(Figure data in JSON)
---------------

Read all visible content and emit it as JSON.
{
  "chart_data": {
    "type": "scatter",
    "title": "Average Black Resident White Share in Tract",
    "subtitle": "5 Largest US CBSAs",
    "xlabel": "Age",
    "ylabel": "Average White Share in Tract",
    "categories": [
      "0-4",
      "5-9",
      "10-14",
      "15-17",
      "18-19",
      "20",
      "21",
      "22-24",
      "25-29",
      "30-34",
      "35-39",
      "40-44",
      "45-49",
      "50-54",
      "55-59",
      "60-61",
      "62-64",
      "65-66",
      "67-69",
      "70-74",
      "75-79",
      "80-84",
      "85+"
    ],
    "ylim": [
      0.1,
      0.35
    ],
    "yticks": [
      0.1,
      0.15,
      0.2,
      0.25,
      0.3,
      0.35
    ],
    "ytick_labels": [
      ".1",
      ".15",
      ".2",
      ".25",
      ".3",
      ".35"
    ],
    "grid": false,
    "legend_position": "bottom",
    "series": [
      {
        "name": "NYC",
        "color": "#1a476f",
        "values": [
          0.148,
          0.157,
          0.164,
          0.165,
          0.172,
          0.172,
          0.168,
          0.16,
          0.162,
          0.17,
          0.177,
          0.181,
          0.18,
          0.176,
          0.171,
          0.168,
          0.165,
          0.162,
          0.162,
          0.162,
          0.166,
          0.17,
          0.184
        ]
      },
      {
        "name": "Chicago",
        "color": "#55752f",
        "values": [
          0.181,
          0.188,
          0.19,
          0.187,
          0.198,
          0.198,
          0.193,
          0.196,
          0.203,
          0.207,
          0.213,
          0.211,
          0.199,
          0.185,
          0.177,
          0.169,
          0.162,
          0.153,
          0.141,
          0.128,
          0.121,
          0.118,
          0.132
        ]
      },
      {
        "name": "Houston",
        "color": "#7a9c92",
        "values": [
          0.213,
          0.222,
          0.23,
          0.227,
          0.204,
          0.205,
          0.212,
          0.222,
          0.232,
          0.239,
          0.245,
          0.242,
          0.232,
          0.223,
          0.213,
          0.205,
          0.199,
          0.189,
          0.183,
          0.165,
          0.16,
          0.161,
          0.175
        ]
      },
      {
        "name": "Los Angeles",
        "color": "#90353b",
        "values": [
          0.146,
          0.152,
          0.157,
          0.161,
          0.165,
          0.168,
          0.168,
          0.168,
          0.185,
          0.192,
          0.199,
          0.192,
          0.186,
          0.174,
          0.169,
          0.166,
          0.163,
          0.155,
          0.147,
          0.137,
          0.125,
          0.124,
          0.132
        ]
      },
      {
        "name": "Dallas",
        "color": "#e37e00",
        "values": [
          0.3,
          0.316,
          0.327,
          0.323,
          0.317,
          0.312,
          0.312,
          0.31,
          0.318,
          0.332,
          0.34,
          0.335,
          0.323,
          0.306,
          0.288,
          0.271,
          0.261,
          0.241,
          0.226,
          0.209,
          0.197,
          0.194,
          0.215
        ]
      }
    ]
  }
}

---------------

WRITTEN INSTRUCTION:
Find every line in the records that contains the word "color"; copy those lines.

RESULT OF THIS EXERCISE:
        "color": "#1a476f",
        "color": "#55752f",
        "color": "#7a9c92",
        "color": "#90353b",
        "color": "#e37e00",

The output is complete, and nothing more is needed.